:: Task details ::
Note how many lines contain "Self" and give that number, with nothing else.

:: Record excerpts ::
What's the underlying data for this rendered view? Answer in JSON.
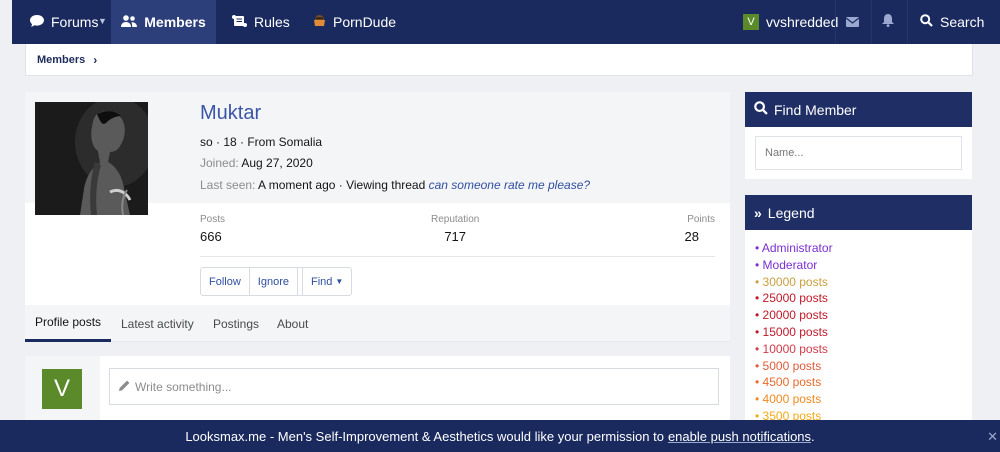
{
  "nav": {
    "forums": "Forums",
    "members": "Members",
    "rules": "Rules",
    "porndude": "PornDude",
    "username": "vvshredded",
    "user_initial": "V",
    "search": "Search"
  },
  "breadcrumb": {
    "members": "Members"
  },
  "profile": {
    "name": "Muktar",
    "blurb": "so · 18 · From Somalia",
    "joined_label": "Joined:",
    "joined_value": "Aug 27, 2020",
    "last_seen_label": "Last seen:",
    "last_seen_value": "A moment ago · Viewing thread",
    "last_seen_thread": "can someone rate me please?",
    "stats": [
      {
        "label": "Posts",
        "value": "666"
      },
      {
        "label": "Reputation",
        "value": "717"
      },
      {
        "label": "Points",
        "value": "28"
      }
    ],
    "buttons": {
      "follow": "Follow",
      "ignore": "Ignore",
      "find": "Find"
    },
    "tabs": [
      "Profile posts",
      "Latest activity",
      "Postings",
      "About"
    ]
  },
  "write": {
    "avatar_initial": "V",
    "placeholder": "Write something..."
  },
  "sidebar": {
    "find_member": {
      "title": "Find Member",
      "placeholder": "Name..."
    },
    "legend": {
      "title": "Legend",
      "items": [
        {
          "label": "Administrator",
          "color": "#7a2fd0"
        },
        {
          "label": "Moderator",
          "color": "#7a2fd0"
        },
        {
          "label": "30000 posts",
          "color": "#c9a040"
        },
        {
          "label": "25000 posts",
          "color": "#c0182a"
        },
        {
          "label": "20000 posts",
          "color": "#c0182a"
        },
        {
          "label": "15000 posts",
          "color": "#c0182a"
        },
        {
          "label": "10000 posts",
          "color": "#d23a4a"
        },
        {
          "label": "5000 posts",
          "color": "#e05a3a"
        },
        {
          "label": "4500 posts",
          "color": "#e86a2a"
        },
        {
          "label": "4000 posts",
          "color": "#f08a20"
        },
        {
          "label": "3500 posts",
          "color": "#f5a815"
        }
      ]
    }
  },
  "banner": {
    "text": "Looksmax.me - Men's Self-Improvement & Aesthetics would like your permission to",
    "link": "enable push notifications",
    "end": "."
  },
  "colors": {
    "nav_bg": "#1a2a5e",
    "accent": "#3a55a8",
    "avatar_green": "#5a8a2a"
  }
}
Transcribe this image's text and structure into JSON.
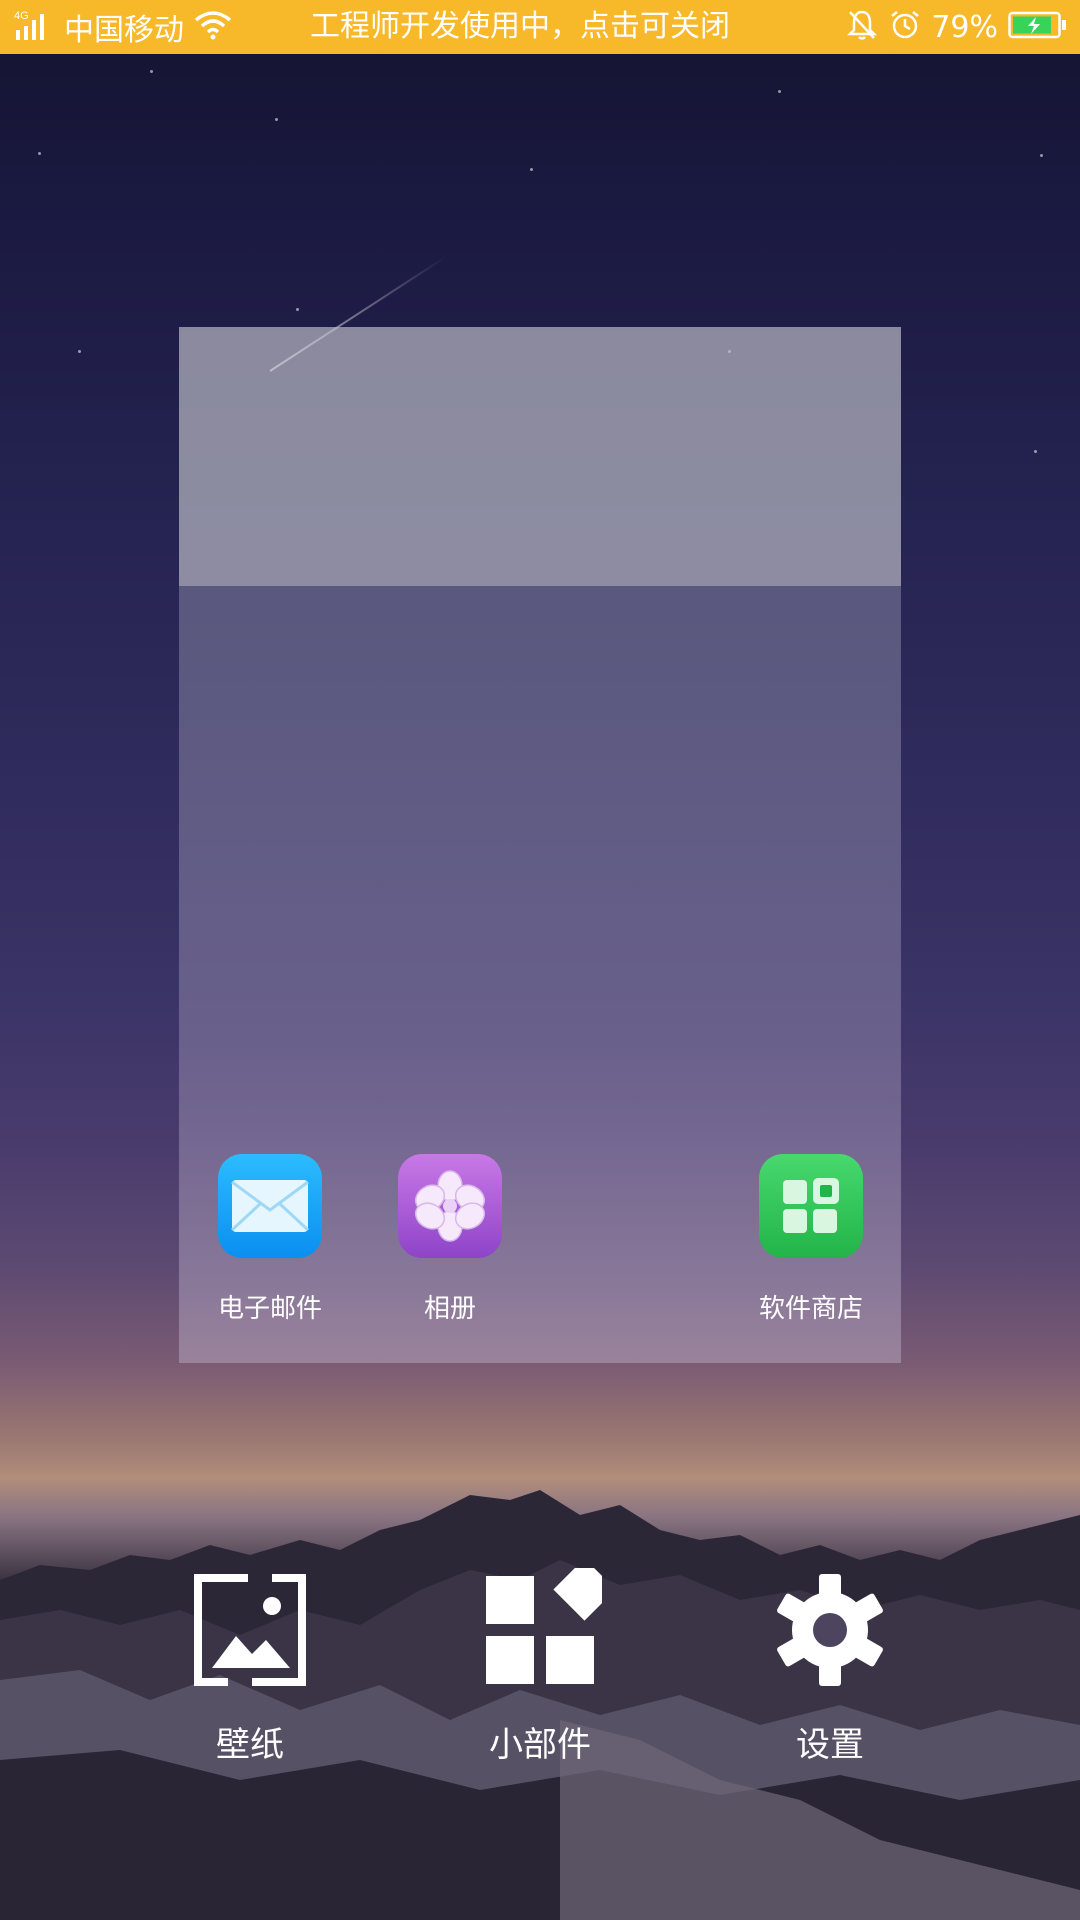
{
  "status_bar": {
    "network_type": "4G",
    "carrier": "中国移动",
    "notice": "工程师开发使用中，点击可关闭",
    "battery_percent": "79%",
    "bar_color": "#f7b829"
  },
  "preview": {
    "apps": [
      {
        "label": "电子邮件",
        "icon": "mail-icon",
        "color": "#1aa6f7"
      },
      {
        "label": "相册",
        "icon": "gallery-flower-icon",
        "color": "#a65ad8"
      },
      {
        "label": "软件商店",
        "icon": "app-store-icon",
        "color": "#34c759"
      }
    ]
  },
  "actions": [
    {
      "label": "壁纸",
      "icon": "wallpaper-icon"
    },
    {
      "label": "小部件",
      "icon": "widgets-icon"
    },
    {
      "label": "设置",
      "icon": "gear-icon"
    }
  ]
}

---

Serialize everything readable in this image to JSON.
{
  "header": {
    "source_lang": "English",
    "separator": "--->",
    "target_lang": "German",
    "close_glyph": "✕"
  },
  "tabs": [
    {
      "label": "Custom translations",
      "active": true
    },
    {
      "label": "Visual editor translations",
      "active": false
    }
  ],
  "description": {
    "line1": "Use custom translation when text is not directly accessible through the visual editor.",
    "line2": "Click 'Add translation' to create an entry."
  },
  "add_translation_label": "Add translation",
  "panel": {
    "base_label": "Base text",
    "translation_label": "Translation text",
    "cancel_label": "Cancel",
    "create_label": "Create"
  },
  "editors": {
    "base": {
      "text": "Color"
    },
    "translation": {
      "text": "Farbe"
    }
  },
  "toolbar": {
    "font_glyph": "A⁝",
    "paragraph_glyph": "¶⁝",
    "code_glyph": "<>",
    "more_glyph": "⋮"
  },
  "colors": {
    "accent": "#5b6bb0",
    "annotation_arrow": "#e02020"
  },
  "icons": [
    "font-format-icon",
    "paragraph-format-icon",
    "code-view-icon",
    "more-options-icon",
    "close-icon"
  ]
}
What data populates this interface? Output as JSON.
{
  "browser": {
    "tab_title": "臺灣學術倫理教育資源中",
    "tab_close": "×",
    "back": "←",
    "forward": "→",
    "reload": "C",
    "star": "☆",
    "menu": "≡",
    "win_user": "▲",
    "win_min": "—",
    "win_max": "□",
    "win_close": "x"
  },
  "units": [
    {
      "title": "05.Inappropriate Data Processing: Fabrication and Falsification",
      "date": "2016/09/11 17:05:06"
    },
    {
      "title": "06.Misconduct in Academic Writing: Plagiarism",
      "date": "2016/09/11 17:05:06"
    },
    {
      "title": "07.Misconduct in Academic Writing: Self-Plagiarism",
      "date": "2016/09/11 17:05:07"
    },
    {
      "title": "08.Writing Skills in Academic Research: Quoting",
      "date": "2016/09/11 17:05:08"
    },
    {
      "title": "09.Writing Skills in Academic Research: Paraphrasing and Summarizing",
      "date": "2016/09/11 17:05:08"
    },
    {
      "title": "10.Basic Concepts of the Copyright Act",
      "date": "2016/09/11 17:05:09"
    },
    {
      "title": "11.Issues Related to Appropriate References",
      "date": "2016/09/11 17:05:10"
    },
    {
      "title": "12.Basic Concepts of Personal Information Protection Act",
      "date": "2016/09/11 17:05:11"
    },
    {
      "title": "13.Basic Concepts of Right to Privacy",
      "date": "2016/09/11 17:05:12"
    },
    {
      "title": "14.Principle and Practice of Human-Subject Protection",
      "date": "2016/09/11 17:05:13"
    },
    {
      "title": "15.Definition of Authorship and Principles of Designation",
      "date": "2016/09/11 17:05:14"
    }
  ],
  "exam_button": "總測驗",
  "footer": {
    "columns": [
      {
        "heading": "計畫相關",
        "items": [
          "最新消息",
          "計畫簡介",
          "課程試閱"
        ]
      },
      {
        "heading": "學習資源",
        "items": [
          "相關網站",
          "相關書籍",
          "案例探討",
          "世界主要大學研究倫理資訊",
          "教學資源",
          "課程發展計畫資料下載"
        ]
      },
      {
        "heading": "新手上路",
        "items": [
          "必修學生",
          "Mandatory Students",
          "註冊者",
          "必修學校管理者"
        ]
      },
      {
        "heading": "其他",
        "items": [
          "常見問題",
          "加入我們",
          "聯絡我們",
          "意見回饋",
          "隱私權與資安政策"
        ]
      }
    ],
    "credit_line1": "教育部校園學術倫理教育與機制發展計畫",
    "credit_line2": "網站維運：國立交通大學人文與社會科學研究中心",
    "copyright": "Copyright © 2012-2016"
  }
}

:: Solved exercise ::
2